● **EXERCISE INSTRUCTIONS**:
Answer the following questions using the article below about Easy Properties.
1. Who heads Easy Properties?
2. What is the smallest amount an investor can start with?
3. By what percentage has the listed property space fallen in South Africa?

● **DOCUMENT TEXT**:
Buying property at a discount with an entry point of just R1. Seriously.
Rupert Finnemore, head of Easy Properties and a 20-year veteran in the sector, offers a counter to Magnus Heystek's warning to stay away from real estate. He explains that the sizable discounts Easy can negotiate through its crowd-funded chequebook and a low price entry point (investing from R1) provides unique advantages. Its highly niched focus, he adds, makes this a very appealing prospect for all investors. Rupert spoke to Alec Hogg of BizNews.
Rupert Finnemore on Magnus Heystek's article
I read that article with interest and have been in the property industry for about 20 years. Whenever I see a Magnus Heystek article, I wince a bit because I don't think there's any bigger property bear around. But it was really interesting. To see that now the listed property space is down by 50% in South Africa and up by 60% offshore. It's difficult to argue with numbers like that.

● **RAW DATA**:
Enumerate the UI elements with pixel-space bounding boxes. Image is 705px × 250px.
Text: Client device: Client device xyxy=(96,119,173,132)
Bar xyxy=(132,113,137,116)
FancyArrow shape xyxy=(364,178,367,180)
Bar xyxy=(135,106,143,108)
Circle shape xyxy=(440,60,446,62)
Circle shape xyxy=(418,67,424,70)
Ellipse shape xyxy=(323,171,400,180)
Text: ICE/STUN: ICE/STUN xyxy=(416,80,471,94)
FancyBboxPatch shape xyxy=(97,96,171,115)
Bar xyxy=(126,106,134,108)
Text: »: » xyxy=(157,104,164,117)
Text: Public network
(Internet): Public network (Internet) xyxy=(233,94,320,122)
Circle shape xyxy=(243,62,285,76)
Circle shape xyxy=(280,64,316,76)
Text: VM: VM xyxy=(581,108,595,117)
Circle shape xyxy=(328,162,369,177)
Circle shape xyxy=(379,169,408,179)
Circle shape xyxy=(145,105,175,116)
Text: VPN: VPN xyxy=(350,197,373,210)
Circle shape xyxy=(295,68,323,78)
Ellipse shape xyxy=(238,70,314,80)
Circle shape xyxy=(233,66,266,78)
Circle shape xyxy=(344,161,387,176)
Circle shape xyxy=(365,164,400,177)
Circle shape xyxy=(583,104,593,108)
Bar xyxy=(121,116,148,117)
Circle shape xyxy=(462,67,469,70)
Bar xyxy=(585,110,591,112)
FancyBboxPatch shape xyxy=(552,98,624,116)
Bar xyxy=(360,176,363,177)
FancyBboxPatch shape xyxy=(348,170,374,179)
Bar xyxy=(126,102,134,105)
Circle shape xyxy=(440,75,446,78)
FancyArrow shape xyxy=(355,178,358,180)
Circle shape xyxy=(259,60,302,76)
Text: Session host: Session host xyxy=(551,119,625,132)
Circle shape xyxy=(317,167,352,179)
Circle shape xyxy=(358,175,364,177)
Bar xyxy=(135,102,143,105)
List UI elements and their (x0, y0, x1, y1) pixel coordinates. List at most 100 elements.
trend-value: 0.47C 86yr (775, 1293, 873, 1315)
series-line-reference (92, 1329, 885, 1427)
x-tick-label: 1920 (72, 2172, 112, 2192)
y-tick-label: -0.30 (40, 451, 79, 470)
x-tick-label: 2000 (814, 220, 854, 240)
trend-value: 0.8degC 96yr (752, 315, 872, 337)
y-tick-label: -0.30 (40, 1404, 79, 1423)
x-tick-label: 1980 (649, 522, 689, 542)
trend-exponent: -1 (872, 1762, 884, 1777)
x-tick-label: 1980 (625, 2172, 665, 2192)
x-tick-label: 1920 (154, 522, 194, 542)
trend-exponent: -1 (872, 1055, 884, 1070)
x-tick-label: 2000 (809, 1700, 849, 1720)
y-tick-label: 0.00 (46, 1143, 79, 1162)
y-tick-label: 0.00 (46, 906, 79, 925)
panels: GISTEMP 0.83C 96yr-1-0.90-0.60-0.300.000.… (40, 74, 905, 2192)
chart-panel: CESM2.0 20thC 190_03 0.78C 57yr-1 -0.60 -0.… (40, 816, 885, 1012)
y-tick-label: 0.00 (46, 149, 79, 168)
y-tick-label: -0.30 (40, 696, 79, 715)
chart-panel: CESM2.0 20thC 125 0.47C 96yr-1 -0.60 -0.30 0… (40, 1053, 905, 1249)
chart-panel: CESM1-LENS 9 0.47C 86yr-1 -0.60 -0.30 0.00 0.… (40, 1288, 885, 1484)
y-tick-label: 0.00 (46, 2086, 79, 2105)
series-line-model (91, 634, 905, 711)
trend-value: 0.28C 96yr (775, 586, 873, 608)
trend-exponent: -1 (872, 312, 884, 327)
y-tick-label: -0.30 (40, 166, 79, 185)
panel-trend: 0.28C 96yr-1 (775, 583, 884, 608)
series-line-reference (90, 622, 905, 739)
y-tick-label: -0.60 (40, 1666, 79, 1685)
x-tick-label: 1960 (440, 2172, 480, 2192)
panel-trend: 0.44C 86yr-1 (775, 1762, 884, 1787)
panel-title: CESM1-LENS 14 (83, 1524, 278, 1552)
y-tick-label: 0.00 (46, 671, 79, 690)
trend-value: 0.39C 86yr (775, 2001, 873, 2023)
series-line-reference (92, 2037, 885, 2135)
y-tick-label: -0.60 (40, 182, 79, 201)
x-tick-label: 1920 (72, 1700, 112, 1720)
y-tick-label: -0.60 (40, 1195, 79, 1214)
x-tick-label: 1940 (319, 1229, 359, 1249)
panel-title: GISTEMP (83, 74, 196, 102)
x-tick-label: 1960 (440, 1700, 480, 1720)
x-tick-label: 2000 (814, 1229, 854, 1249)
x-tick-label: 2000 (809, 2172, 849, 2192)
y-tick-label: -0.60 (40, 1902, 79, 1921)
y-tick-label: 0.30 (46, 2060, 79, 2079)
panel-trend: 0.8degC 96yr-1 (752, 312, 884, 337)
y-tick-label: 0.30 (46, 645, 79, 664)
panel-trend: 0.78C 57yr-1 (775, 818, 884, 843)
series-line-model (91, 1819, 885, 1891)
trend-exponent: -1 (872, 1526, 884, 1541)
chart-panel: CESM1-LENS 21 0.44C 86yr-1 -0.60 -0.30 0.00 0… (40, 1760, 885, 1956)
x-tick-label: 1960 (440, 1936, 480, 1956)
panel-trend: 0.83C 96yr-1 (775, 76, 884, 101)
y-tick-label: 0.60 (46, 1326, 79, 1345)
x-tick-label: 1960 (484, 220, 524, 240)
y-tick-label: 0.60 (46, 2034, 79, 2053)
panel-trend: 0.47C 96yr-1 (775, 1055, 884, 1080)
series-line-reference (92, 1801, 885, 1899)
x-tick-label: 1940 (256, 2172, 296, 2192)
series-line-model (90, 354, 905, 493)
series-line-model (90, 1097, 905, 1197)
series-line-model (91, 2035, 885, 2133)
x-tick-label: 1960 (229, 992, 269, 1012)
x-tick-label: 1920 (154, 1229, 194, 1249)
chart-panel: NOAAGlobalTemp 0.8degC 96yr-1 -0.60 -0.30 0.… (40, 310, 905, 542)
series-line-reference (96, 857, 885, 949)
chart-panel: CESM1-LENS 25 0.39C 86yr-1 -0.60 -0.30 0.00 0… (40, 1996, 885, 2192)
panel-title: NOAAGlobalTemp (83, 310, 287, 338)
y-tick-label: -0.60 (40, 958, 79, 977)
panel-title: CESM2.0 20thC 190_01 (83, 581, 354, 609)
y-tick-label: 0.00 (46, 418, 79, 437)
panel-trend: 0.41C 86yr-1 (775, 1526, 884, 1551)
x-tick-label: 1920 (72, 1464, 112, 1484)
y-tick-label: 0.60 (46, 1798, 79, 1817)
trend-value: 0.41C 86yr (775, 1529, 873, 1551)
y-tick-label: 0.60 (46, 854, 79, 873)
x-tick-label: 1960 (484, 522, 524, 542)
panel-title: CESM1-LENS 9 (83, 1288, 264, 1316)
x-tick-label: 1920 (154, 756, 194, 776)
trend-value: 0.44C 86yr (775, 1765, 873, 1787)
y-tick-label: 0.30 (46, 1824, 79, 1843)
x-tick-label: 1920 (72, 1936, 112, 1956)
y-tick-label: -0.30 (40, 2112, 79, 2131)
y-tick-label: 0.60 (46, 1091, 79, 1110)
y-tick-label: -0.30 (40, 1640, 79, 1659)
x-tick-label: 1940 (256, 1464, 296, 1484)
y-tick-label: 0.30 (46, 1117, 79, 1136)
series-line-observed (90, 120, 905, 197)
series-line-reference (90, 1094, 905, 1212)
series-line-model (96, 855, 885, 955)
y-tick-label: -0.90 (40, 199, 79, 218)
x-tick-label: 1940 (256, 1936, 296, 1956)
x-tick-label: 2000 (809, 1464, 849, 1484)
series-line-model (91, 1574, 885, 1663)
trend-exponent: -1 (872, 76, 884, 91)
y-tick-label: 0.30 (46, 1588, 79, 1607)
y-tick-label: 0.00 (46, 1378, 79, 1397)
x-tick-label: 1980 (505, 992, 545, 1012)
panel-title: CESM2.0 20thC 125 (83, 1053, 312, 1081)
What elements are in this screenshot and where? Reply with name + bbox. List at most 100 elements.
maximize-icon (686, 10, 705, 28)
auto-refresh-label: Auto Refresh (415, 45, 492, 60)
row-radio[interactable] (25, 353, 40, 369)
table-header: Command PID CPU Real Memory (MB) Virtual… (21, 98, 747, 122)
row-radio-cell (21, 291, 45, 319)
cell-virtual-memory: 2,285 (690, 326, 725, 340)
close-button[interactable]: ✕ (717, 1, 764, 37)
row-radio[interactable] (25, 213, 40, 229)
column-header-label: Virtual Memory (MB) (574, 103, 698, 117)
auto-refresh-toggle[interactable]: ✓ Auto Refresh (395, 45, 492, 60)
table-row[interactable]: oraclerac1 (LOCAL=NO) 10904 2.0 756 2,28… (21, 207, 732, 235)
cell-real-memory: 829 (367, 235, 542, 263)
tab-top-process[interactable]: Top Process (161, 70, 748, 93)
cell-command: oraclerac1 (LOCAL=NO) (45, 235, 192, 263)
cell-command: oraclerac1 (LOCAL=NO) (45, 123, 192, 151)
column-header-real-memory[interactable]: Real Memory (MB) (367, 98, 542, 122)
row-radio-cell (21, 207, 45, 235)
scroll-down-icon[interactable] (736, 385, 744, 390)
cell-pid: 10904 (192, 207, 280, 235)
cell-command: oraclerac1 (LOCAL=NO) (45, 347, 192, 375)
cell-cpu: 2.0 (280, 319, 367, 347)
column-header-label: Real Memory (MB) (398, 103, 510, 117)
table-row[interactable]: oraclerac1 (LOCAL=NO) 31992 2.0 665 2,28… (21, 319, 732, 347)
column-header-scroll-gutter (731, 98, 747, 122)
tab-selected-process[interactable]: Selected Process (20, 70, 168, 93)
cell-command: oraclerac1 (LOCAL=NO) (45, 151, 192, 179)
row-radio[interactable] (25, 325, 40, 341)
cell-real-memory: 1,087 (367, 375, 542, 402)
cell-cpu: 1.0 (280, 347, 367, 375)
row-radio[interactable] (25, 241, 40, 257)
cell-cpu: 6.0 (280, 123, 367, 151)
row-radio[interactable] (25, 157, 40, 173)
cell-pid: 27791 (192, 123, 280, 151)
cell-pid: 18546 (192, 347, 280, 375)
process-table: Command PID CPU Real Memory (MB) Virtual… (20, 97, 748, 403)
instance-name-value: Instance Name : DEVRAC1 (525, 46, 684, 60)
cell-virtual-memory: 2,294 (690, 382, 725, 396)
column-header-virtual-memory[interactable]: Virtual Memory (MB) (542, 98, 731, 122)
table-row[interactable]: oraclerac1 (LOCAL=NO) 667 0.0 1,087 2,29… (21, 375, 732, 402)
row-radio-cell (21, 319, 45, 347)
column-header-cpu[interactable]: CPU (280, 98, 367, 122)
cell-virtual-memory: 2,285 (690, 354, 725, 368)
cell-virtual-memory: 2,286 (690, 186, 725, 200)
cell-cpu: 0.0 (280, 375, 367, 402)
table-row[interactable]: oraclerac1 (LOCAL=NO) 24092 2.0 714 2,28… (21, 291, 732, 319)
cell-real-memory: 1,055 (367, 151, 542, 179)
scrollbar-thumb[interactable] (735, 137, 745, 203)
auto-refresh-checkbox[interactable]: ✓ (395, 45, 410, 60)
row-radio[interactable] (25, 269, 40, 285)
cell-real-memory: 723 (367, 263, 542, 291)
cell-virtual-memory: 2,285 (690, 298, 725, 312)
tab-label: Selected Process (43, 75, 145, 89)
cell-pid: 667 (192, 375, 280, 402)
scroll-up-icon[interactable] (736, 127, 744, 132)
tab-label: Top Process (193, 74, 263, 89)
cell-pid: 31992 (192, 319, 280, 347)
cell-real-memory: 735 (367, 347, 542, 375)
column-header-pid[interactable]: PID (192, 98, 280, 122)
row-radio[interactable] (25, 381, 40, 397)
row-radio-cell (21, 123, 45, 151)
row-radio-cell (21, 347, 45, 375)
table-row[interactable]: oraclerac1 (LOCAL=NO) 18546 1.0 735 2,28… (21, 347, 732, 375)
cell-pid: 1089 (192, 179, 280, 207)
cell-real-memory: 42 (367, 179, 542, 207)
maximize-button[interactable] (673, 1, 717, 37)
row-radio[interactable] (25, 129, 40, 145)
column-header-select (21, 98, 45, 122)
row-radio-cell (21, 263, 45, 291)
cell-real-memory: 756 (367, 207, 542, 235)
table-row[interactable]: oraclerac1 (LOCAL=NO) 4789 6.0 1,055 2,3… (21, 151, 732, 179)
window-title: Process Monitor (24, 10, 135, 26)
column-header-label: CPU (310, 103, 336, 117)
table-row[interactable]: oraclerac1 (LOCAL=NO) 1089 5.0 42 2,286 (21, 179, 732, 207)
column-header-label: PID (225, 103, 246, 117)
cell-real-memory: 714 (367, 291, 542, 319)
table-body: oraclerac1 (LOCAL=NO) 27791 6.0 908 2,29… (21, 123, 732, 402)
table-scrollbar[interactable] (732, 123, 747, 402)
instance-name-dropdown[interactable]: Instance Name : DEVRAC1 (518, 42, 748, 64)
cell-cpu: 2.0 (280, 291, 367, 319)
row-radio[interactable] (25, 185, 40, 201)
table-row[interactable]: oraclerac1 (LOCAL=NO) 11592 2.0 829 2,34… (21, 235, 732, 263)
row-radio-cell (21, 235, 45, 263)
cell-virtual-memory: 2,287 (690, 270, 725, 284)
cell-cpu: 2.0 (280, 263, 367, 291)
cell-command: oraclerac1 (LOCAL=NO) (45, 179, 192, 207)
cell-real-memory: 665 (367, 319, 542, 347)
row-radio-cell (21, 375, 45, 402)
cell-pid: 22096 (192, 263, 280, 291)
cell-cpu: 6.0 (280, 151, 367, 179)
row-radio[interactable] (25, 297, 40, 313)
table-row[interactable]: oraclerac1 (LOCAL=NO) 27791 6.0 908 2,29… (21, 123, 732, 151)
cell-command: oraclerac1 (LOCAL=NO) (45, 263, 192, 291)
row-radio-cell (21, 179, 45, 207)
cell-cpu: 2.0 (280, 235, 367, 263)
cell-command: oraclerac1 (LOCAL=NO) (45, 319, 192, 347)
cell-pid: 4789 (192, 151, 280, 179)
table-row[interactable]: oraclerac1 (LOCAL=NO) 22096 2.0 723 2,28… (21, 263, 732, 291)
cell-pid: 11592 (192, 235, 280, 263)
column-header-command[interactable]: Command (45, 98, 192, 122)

● **OUTPUT OF THE EXERCISE**:
1. Rupert Finnemore.
2. R1.
3. 50%.